Present the data once more in exactly its original form.

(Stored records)
- - -

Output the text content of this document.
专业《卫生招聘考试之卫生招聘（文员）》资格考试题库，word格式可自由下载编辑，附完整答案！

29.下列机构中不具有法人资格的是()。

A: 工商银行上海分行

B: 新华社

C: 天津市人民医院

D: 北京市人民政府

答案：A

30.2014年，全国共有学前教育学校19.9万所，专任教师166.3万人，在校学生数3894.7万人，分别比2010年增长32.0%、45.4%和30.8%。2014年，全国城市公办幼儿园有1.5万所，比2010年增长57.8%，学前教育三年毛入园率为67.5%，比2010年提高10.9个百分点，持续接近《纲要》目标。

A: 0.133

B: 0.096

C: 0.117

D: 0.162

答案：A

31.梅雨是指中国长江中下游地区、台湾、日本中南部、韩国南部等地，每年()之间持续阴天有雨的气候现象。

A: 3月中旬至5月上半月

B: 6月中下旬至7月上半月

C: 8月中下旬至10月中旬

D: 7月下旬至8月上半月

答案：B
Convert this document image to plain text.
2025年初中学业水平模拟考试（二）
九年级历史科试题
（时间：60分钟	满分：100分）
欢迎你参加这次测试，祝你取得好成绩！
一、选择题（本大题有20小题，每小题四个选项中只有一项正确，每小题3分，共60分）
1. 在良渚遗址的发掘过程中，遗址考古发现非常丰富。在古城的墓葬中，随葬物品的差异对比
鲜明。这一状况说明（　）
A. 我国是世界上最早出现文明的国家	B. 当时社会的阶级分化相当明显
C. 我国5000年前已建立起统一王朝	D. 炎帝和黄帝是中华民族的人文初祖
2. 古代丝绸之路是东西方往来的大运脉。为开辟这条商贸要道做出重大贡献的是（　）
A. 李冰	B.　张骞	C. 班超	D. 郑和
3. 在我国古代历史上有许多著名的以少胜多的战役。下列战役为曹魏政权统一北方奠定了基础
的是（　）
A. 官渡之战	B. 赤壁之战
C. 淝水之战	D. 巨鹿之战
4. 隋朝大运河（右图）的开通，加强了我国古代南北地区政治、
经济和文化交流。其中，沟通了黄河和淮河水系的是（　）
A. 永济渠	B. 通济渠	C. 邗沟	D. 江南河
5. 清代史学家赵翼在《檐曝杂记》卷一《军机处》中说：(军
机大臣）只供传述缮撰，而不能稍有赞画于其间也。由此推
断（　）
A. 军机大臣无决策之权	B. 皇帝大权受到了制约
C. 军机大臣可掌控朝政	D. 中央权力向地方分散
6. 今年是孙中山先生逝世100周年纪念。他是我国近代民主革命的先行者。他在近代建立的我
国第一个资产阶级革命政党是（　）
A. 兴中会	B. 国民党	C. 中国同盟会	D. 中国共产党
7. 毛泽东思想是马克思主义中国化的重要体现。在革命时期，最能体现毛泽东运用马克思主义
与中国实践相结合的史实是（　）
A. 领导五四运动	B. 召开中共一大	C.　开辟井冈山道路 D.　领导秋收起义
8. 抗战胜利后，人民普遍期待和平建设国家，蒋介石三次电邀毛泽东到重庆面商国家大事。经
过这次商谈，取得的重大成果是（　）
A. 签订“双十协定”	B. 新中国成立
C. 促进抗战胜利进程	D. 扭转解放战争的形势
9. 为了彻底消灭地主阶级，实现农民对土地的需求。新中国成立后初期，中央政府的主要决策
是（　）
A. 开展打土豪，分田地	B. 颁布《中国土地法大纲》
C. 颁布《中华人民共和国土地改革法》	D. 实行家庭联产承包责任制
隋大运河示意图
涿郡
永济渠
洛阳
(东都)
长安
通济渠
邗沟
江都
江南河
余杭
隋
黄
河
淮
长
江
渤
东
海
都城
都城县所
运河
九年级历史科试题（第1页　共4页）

- - -

» **RESPONSE**
Output the text content of this document.
专业《卫生招聘考试之卫生招聘（文员）》资格考试题库，word格式可自由下载编辑，附完整答案！

29.下列机构中不具有法人资格的是()。

A: 工商银行上海分行

B: 新华社

C: 天津市人民医院

D: 北京市人民政府

答案：A

30.2014年，全国共有学前教育学校19.9万所，专任教师166.3万人，在校学生数3894.7万人，分别比2010年增长32.0%、45.4%和30.8%。2014年，全国城市公办幼儿园有1.5万所，比2010年增长57.8%，学前教育三年毛入园率为67.5%，比2010年提高10.9个百分点，持续接近《纲要》目标。

A: 0.133

B: 0.096

C: 0.117

D: 0.162

答案：A

31.梅雨是指中国长江中下游地区、台湾、日本中南部、韩国南部等地，每年()之间持续阴天有雨的气候现象。

A: 3月中旬至5月上半月

B: 6月中下旬至7月上半月

C: 8月中下旬至10月中旬

D: 7月下旬至8月上半月

答案：B
Convert this document image to plain text.
2025年初中学业水平模拟考试（二）
九年级历史科试题
（时间：60分钟	满分：100分）
欢迎你参加这次测试，祝你取得好成绩！
一、选择题（本大题有20小题，每小题四个选项中只有一项正确，每小题3分，共60分）
1. 在良渚遗址的发掘过程中，遗址考古发现非常丰富。在古城的墓葬中，随葬物品的差异对比
鲜明。这一状况说明（　）
A. 我国是世界上最早出现文明的国家	B. 当时社会的阶级分化相当明显
C. 我国5000年前已建立起统一王朝	D. 炎帝和黄帝是中华民族的人文初祖
2. 古代丝绸之路是东西方往来的大运脉。为开辟这条商贸要道做出重大贡献的是（　）
A. 李冰	B.　张骞	C. 班超	D. 郑和
3. 在我国古代历史上有许多著名的以少胜多的战役。下列战役为曹魏政权统一北方奠定了基础
的是（　）
A. 官渡之战	B. 赤壁之战
C. 淝水之战	D. 巨鹿之战
4. 隋朝大运河（右图）的开通，加强了我国古代南北地区政治、
经济和文化交流。其中，沟通了黄河和淮河水系的是（　）
A. 永济渠	B. 通济渠	C. 邗沟	D. 江南河
5. 清代史学家赵翼在《檐曝杂记》卷一《军机处》中说：(军
机大臣）只供传述缮撰，而不能稍有赞画于其间也。由此推
断（　）
A. 军机大臣无决策之权	B. 皇帝大权受到了制约
C. 军机大臣可掌控朝政	D. 中央权力向地方分散
6. 今年是孙中山先生逝世100周年纪念。他是我国近代民主革命的先行者。他在近代建立的我
国第一个资产阶级革命政党是（　）
A. 兴中会	B. 国民党	C. 中国同盟会	D. 中国共产党
7. 毛泽东思想是马克思主义中国化的重要体现。在革命时期，最能体现毛泽东运用马克思主义
与中国实践相结合的史实是（　）
A. 领导五四运动	B. 召开中共一大	C.　开辟井冈山道路 D.　领导秋收起义
8. 抗战胜利后，人民普遍期待和平建设国家，蒋介石三次电邀毛泽东到重庆面商国家大事。经
过这次商谈，取得的重大成果是（　）
A. 签订“双十协定”	B. 新中国成立
C. 促进抗战胜利进程	D. 扭转解放战争的形势
9. 为了彻底消灭地主阶级，实现农民对土地的需求。新中国成立后初期，中央政府的主要决策
是（　）
A. 开展打土豪，分田地	B. 颁布《中国土地法大纲》
C. 颁布《中华人民共和国土地改革法》	D. 实行家庭联产承包责任制
隋大运河示意图
涿郡
永济渠
洛阳
(东都)
长安
通济渠
邗沟
江都
江南河
余杭
隋
黄
河
淮
长
江
渤
东
海
都城
都城县所
运河
九年级历史科试题（第1页　共4页）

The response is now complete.